Raw records.

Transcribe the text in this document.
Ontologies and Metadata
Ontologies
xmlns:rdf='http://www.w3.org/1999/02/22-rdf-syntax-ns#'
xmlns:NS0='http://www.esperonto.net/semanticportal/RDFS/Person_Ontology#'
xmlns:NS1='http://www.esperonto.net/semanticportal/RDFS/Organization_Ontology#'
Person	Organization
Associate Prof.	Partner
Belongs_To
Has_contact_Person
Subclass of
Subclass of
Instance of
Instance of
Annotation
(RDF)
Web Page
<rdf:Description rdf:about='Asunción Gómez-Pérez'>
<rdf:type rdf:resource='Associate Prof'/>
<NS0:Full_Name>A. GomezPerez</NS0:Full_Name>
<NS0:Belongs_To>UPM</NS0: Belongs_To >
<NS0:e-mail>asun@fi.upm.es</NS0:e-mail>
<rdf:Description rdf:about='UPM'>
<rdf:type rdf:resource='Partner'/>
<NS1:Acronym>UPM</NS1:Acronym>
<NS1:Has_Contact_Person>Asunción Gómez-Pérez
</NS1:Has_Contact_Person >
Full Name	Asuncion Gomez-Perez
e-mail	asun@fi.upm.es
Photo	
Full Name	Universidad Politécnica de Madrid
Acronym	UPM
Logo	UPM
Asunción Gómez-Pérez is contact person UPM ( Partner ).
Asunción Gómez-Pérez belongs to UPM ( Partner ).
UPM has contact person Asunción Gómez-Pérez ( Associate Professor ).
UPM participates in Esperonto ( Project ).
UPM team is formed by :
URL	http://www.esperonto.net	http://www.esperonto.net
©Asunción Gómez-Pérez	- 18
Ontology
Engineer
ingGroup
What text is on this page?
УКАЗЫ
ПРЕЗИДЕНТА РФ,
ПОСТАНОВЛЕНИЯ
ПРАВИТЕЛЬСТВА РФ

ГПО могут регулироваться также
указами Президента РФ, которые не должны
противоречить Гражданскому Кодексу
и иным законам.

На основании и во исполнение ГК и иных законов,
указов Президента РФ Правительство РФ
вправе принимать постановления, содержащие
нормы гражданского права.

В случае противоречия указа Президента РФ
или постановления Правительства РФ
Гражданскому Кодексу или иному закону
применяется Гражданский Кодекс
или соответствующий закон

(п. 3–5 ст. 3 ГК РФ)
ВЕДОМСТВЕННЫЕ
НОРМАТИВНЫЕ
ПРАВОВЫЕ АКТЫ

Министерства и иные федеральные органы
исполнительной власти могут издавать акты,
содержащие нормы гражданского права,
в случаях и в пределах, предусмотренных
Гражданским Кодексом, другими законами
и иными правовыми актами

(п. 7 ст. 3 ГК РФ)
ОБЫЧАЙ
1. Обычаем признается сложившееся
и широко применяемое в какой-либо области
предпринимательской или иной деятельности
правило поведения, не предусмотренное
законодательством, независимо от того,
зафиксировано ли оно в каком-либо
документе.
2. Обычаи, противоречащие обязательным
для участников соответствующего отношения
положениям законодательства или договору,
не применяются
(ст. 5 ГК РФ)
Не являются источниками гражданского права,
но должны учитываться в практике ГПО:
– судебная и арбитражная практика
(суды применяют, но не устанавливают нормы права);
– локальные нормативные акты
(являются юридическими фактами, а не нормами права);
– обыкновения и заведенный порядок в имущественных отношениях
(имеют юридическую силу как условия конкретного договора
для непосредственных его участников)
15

To do.
Write out the data exactly as it stands.

Reply.
Transcribe the text in this document.
Ontologies and Metadata
Ontologies
xmlns:rdf='http://www.w3.org/1999/02/22-rdf-syntax-ns#'
xmlns:NS0='http://www.esperonto.net/semanticportal/RDFS/Person_Ontology#'
xmlns:NS1='http://www.esperonto.net/semanticportal/RDFS/Organization_Ontology#'
Person	Organization
Associate Prof.	Partner
Belongs_To
Has_contact_Person
Subclass of
Subclass of
Instance of
Instance of
Annotation
(RDF)
Web Page
<rdf:Description rdf:about='Asunción Gómez-Pérez'>
<rdf:type rdf:resource='Associate Prof'/>
<NS0:Full_Name>A. GomezPerez</NS0:Full_Name>
<NS0:Belongs_To>UPM</NS0: Belongs_To >
<NS0:e-mail>asun@fi.upm.es</NS0:e-mail>
<rdf:Description rdf:about='UPM'>
<rdf:type rdf:resource='Partner'/>
<NS1:Acronym>UPM</NS1:Acronym>
<NS1:Has_Contact_Person>Asunción Gómez-Pérez
</NS1:Has_Contact_Person >
Full Name	Asuncion Gomez-Perez
e-mail	asun@fi.upm.es
Photo	
Full Name	Universidad Politécnica de Madrid
Acronym	UPM
Logo	UPM
Asunción Gómez-Pérez is contact person UPM ( Partner ).
Asunción Gómez-Pérez belongs to UPM ( Partner ).
UPM has contact person Asunción Gómez-Pérez ( Associate Professor ).
UPM participates in Esperonto ( Project ).
UPM team is formed by :
URL	http://www.esperonto.net	http://www.esperonto.net
©Asunción Gómez-Pérez	- 18
Ontology
Engineer
ingGroup
What text is on this page?
УКАЗЫ
ПРЕЗИДЕНТА РФ,
ПОСТАНОВЛЕНИЯ
ПРАВИТЕЛЬСТВА РФ

ГПО могут регулироваться также
указами Президента РФ, которые не должны
противоречить Гражданскому Кодексу
и иным законам.

На основании и во исполнение ГК и иных законов,
указов Президента РФ Правительство РФ
вправе принимать постановления, содержащие
нормы гражданского права.

В случае противоречия указа Президента РФ
или постановления Правительства РФ
Гражданскому Кодексу или иному закону
применяется Гражданский Кодекс
или соответствующий закон

(п. 3–5 ст. 3 ГК РФ)
ВЕДОМСТВЕННЫЕ
НОРМАТИВНЫЕ
ПРАВОВЫЕ АКТЫ

Министерства и иные федеральные органы
исполнительной власти могут издавать акты,
содержащие нормы гражданского права,
в случаях и в пределах, предусмотренных
Гражданским Кодексом, другими законами
и иными правовыми актами

(п. 7 ст. 3 ГК РФ)
ОБЫЧАЙ
1. Обычаем признается сложившееся
и широко применяемое в какой-либо области
предпринимательской или иной деятельности
правило поведения, не предусмотренное
законодательством, независимо от того,
зафиксировано ли оно в каком-либо
документе.
2. Обычаи, противоречащие обязательным
для участников соответствующего отношения
положениям законодательства или договору,
не применяются
(ст. 5 ГК РФ)
Не являются источниками гражданского права,
но должны учитываться в практике ГПО:
– судебная и арбитражная практика
(суды применяют, но не устанавливают нормы права);
– локальные нормативные акты
(являются юридическими фактами, а не нормами права);
– обыкновения и заведенный порядок в имущественных отношениях
(имеют юридическую силу как условия конкретного договора
для непосредственных его участников)
15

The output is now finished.